### DIRECTIVE
Reproduce the listing below word for word, with no pictures.

[Data entries for graphics]
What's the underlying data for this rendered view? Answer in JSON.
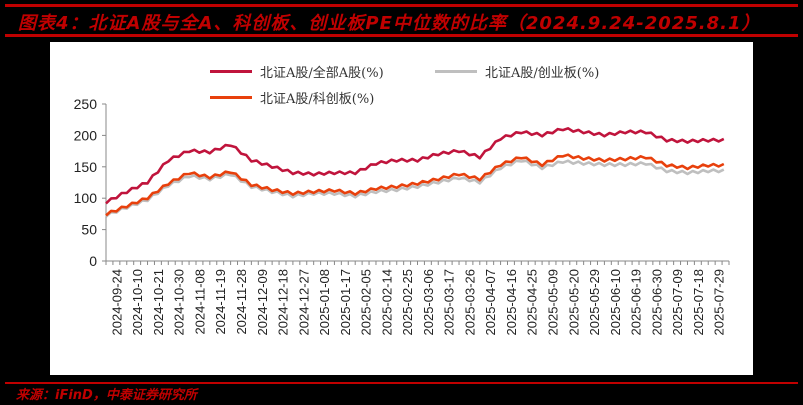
{
  "title": "图表4：北证A股与全A、科创板、创业板PE中位数的比率（2024.9.24-2025.8.1）",
  "source": "来源：iFinD，中泰证券研究所",
  "colors": {
    "accent": "#c00000",
    "series_all_a": "#c0143c",
    "series_gem": "#bfbfbf",
    "series_star": "#e8400c"
  },
  "legend": [
    {
      "label": "北证A股/全部A股(%)",
      "color": "#c0143c"
    },
    {
      "label": "北证A股/创业板(%)",
      "color": "#bfbfbf"
    },
    {
      "label": "北证A股/科创板(%)",
      "color": "#e8400c"
    }
  ],
  "chart_data": {
    "type": "line",
    "title": "北证A股与全A、科创板、创业板PE中位数的比率（2024.9.24-2025.8.1）",
    "xlabel": "",
    "ylabel": "",
    "ylim": [
      0,
      250
    ],
    "yticks": [
      0,
      50,
      100,
      150,
      200,
      250
    ],
    "grid": false,
    "legend_position": "top",
    "categories": [
      "2024-09-24",
      "2024-10-10",
      "2024-10-21",
      "2024-10-30",
      "2024-11-08",
      "2024-11-19",
      "2024-11-28",
      "2024-12-09",
      "2024-12-18",
      "2024-12-27",
      "2025-01-08",
      "2025-01-17",
      "2025-02-05",
      "2025-02-14",
      "2025-02-25",
      "2025-03-06",
      "2025-03-17",
      "2025-03-26",
      "2025-04-07",
      "2025-04-16",
      "2025-04-25",
      "2025-05-09",
      "2025-05-20",
      "2025-05-29",
      "2025-06-10",
      "2025-06-19",
      "2025-06-30",
      "2025-07-09",
      "2025-07-18",
      "2025-07-29"
    ],
    "series": [
      {
        "name": "北证A股/全部A股(%)",
        "values": [
          93,
          110,
          125,
          160,
          175,
          173,
          185,
          160,
          150,
          140,
          138,
          140,
          140,
          155,
          160,
          160,
          170,
          175,
          165,
          195,
          205,
          200,
          210,
          205,
          200,
          205,
          205,
          192,
          190,
          192
        ]
      },
      {
        "name": "北证A股/创业板(%)",
        "values": [
          72,
          85,
          97,
          120,
          135,
          130,
          138,
          118,
          110,
          103,
          107,
          107,
          103,
          110,
          113,
          118,
          125,
          132,
          125,
          148,
          160,
          148,
          158,
          155,
          153,
          153,
          155,
          143,
          140,
          143
        ]
      },
      {
        "name": "北证A股/科创板(%)",
        "values": [
          74,
          87,
          100,
          123,
          140,
          133,
          142,
          121,
          113,
          107,
          110,
          112,
          107,
          115,
          118,
          123,
          130,
          138,
          130,
          153,
          165,
          153,
          168,
          163,
          160,
          162,
          165,
          152,
          148,
          152
        ]
      }
    ]
  }
}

### EXERCISE ANSWER
What's the underlying data for this rendered view? Answer in JSON.
{
  "title": "图表4：北证A股与全A、科创板、创业板PE中位数的比率（2024.9.24-2025.8.1）",
  "source": "来源：iFinD，中泰证券研究所",
  "colors": {
    "accent": "#c00000",
    "series_all_a": "#c0143c",
    "series_gem": "#bfbfbf",
    "series_star": "#e8400c"
  },
  "legend": [
    {
      "label": "北证A股/全部A股(%)",
      "color": "#c0143c"
    },
    {
      "label": "北证A股/创业板(%)",
      "color": "#bfbfbf"
    },
    {
      "label": "北证A股/科创板(%)",
      "color": "#e8400c"
    }
  ],
  "chart_data": {
    "type": "line",
    "title": "北证A股与全A、科创板、创业板PE中位数的比率（2024.9.24-2025.8.1）",
    "xlabel": "",
    "ylabel": "",
    "ylim": [
      0,
      250
    ],
    "yticks": [
      0,
      50,
      100,
      150,
      200,
      250
    ],
    "grid": false,
    "legend_position": "top",
    "categories": [
      "2024-09-24",
      "2024-10-10",
      "2024-10-21",
      "2024-10-30",
      "2024-11-08",
      "2024-11-19",
      "2024-11-28",
      "2024-12-09",
      "2024-12-18",
      "2024-12-27",
      "2025-01-08",
      "2025-01-17",
      "2025-02-05",
      "2025-02-14",
      "2025-02-25",
      "2025-03-06",
      "2025-03-17",
      "2025-03-26",
      "2025-04-07",
      "2025-04-16",
      "2025-04-25",
      "2025-05-09",
      "2025-05-20",
      "2025-05-29",
      "2025-06-10",
      "2025-06-19",
      "2025-06-30",
      "2025-07-09",
      "2025-07-18",
      "2025-07-29"
    ],
    "series": [
      {
        "name": "北证A股/全部A股(%)",
        "values": [
          93,
          110,
          125,
          160,
          175,
          173,
          185,
          160,
          150,
          140,
          138,
          140,
          140,
          155,
          160,
          160,
          170,
          175,
          165,
          195,
          205,
          200,
          210,
          205,
          200,
          205,
          205,
          192,
          190,
          192
        ]
      },
      {
        "name": "北证A股/创业板(%)",
        "values": [
          72,
          85,
          97,
          120,
          135,
          130,
          138,
          118,
          110,
          103,
          107,
          107,
          103,
          110,
          113,
          118,
          125,
          132,
          125,
          148,
          160,
          148,
          158,
          155,
          153,
          153,
          155,
          143,
          140,
          143
        ]
      },
      {
        "name": "北证A股/科创板(%)",
        "values": [
          74,
          87,
          100,
          123,
          140,
          133,
          142,
          121,
          113,
          107,
          110,
          112,
          107,
          115,
          118,
          123,
          130,
          138,
          130,
          153,
          165,
          153,
          168,
          163,
          160,
          162,
          165,
          152,
          148,
          152
        ]
      }
    ]
  }
}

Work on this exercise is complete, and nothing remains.